# Extract provided
——————————
Bronx doctor accused of funneling $90 million in pills onto the black market

bronx doctor pill mill Surveillance photos of crowd outside Astramed Physicians, PC, in the South Bronx last June, with Dr. Robert Terdiman, center in the white shirt, amongst the crowd.
Credit: Office of the Special Narcotics Prosecutor

A Bronx doctor who allegedly funneled $90 million in pills onto the black market pleaded not guilty in court Wednesday.

Prosecutors placed Dr. Robert Terdiman at the center of one of the largest pill mills in the northeast, allegedly pouring more than 3 million oxycodone pills into the black market since June 2012.

Earlier this week, federal officials arrested Terdiman and 20 others connected to the ring.

The Yonkers-based doctor is charged with writing some 18,700 prescriptions — almost exclusively for oxycodone — to fake patients in nearly two yearsfrom the South Bronx-based Astramed Physicians clinic.
——————————
# Available data
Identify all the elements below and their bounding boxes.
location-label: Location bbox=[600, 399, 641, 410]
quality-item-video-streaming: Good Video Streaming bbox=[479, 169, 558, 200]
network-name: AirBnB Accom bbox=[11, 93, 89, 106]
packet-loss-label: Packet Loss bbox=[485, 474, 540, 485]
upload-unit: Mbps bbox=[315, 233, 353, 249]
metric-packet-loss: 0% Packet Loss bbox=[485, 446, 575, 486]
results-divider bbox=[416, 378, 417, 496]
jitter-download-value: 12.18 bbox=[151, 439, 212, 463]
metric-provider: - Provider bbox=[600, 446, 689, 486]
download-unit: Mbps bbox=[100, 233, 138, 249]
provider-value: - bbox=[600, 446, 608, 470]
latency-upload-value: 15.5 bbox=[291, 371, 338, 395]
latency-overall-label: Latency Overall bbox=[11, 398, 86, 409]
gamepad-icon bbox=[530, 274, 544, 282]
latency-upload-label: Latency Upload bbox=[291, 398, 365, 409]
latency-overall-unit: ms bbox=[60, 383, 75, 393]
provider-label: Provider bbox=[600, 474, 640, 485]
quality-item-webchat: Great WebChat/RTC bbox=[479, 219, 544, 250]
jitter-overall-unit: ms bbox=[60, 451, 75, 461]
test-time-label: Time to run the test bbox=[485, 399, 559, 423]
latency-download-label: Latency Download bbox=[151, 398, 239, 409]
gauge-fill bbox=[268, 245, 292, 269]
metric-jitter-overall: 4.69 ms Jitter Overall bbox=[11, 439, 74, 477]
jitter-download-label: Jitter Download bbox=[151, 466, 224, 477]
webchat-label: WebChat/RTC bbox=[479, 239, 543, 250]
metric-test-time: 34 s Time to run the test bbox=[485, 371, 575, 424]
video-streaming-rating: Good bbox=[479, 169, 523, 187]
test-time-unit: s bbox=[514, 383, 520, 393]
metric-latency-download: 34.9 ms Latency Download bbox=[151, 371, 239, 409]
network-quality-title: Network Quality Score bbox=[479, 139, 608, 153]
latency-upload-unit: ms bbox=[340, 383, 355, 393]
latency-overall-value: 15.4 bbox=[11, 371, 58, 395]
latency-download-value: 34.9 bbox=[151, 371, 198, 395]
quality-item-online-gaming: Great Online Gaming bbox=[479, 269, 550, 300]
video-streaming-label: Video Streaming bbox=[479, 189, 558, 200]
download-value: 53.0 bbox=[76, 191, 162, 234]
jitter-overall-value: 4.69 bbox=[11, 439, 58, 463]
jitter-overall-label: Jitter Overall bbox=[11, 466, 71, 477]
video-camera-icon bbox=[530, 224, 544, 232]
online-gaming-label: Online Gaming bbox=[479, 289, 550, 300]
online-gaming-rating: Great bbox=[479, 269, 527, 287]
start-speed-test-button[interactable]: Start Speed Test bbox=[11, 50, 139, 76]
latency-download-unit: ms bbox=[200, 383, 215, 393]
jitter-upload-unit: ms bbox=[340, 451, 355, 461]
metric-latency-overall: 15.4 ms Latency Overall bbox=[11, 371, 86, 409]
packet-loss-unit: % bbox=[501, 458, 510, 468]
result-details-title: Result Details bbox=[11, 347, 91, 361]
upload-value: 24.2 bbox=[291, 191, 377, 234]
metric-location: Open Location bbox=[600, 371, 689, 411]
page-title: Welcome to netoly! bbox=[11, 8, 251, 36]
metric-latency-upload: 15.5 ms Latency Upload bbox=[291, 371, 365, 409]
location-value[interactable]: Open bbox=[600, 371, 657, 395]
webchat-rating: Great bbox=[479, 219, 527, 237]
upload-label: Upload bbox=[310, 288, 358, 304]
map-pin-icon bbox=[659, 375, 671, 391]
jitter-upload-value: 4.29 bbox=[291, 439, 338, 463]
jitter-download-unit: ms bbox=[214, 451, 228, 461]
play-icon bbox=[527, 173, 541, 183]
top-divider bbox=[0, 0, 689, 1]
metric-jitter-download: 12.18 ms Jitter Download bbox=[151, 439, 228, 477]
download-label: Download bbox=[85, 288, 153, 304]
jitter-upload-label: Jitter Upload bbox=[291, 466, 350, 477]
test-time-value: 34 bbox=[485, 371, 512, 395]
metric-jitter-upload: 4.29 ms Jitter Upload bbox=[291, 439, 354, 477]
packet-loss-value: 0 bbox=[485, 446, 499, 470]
——————————
# Activity
Retype, with no changes, the part of the Bronx doctor article above that begins with the words containing "Credit: Office of" and ends with "in court Wednesday.".

# Result of this task
Credit: Office of the Special Narcotics Prosecutor

A Bronx doctor who allegedly funneled $90 million in pills onto the black market pleaded not guilty in court Wednesday.